THE PROBLEM:
From the listing below, extract every line containing "powerpoint".

(Data items)
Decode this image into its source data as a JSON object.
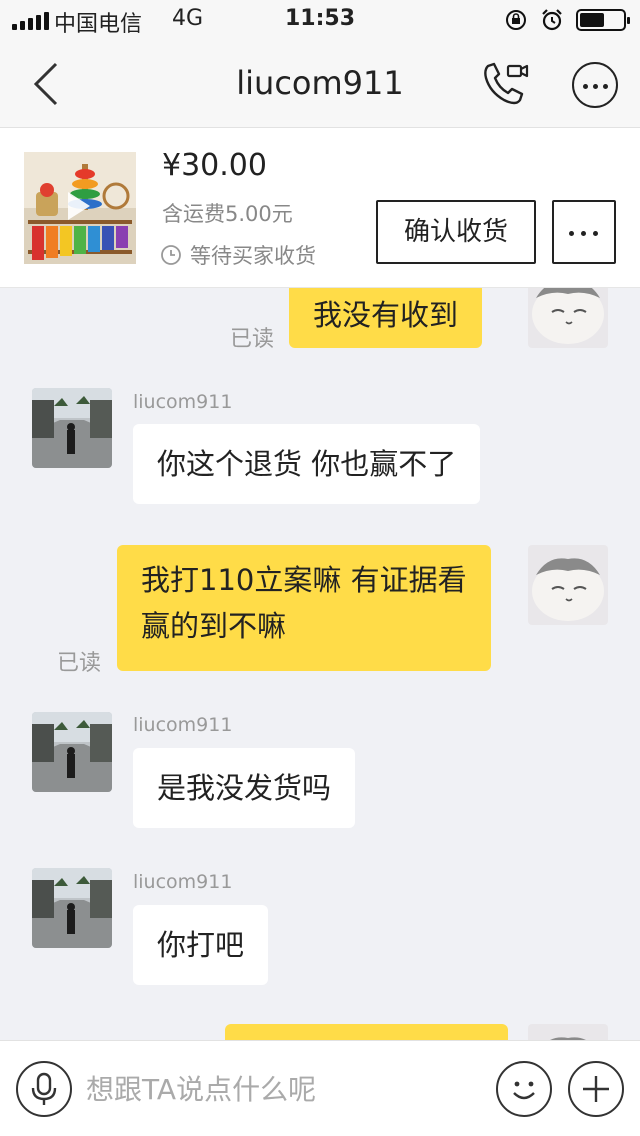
{
  "status_bar": {
    "carrier": "中国电信",
    "network": "4G",
    "time": "11:53",
    "icons": [
      "signal-icon",
      "rotation-lock-icon",
      "alarm-icon",
      "battery-icon"
    ]
  },
  "nav": {
    "title": "liucom911",
    "icons": [
      "back-icon",
      "phone-video-icon",
      "more-icon"
    ]
  },
  "order": {
    "price": "¥30.00",
    "shipping": "含运费5.00元",
    "status": "等待买家收货",
    "confirm_label": "确认收货",
    "icons": [
      "play-icon",
      "clock-icon",
      "more-icon"
    ]
  },
  "messages": [
    {
      "direction": "out",
      "text": "我没有收到",
      "read": "已读"
    },
    {
      "direction": "in",
      "sender": "liucom911",
      "text": "你这个退货 你也赢不了"
    },
    {
      "direction": "out",
      "lines": [
        "我打110立案嘛 有证据看",
        "赢的到不嘛"
      ],
      "read": "已读"
    },
    {
      "direction": "in",
      "sender": "liucom911",
      "text": "是我没发货吗"
    },
    {
      "direction": "in",
      "sender": "liucom911",
      "text": "你打吧"
    }
  ],
  "input": {
    "placeholder": "想跟TA说点什么呢",
    "icons": [
      "microphone-icon",
      "emoji-icon",
      "plus-icon"
    ]
  },
  "colors": {
    "outgoing_bubble": "#ffdc48",
    "incoming_bubble": "#ffffff",
    "chat_background": "#f0f1f5"
  }
}
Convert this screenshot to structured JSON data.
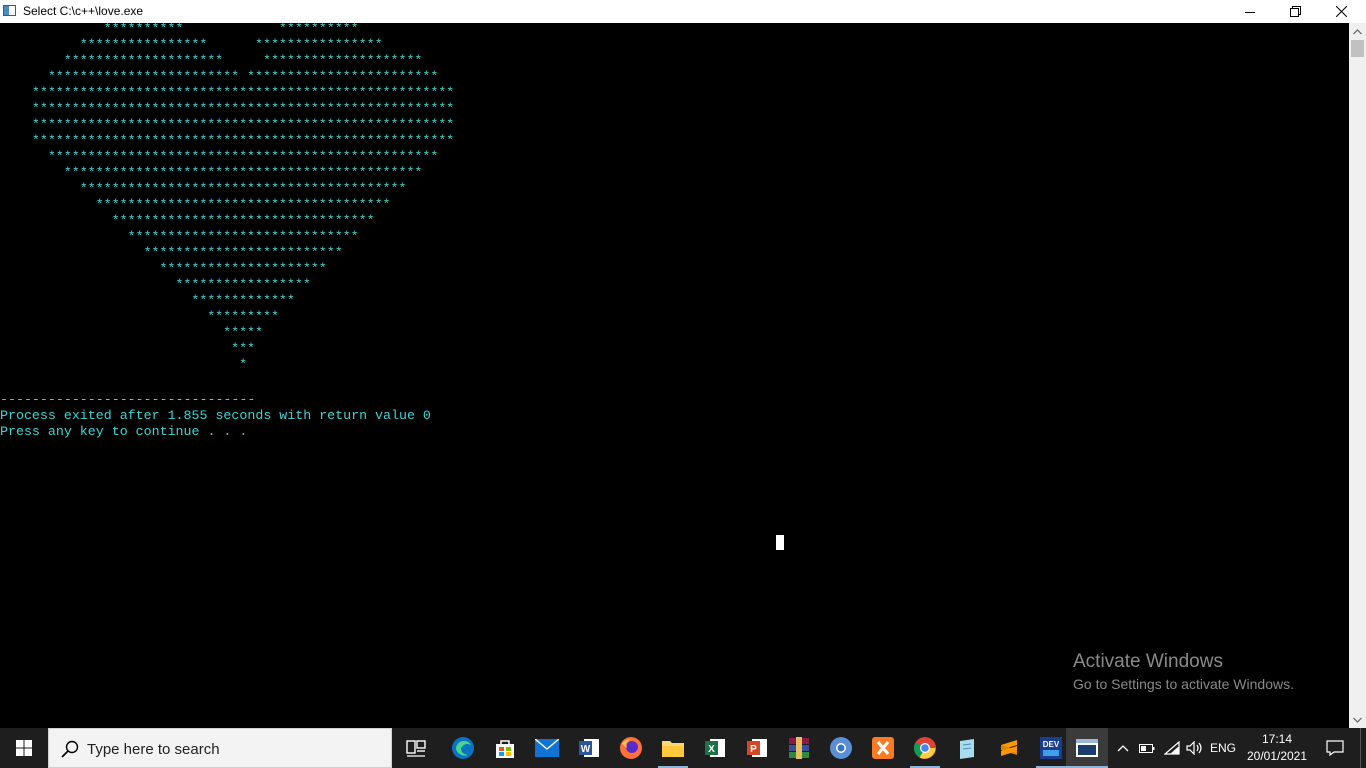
{
  "window": {
    "title": "Select C:\\c++\\love.exe"
  },
  "console": {
    "heart_lines": [
      "             **********            **********",
      "          ****************      ****************",
      "        ********************     ********************",
      "      ************************ ************************",
      "    *****************************************************",
      "    *****************************************************",
      "    *****************************************************",
      "    *****************************************************",
      "      *************************************************",
      "        *********************************************",
      "          *****************************************",
      "            *************************************",
      "              *********************************",
      "                *****************************",
      "                  *************************",
      "                    *********************",
      "                      *****************",
      "                        *************",
      "                          *********",
      "                            *****",
      "                             ***",
      "                              *"
    ],
    "separator": "--------------------------------",
    "exit_message": "Process exited after 1.855 seconds with return value 0",
    "continue_prompt": "Press any key to continue . . ."
  },
  "watermark": {
    "title": "Activate Windows",
    "subtitle": "Go to Settings to activate Windows."
  },
  "taskbar": {
    "search_placeholder": "Type here to search",
    "apps": [
      {
        "name": "task-view",
        "icon": "task-view-icon"
      },
      {
        "name": "edge",
        "icon": "edge-icon"
      },
      {
        "name": "store",
        "icon": "store-icon"
      },
      {
        "name": "mail",
        "icon": "mail-icon"
      },
      {
        "name": "word",
        "icon": "word-icon"
      },
      {
        "name": "firefox",
        "icon": "firefox-icon"
      },
      {
        "name": "file-explorer",
        "icon": "folder-icon"
      },
      {
        "name": "excel",
        "icon": "excel-icon"
      },
      {
        "name": "powerpoint",
        "icon": "powerpoint-icon"
      },
      {
        "name": "winrar",
        "icon": "winrar-icon"
      },
      {
        "name": "chromium",
        "icon": "chromium-icon"
      },
      {
        "name": "xampp",
        "icon": "xampp-icon"
      },
      {
        "name": "chrome",
        "icon": "chrome-icon"
      },
      {
        "name": "notepad",
        "icon": "notepad-icon"
      },
      {
        "name": "sublime-text",
        "icon": "sublime-icon"
      },
      {
        "name": "dev-cpp",
        "icon": "dev-cpp-icon"
      },
      {
        "name": "console-window",
        "icon": "console-icon"
      }
    ],
    "dev_label": "DEV",
    "language": "ENG",
    "time": "17:14",
    "date": "20/01/2021"
  }
}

RESULT OF THIS EXERCISE:
        "name": "powerpoint",
        "icon": "powerpoint-icon"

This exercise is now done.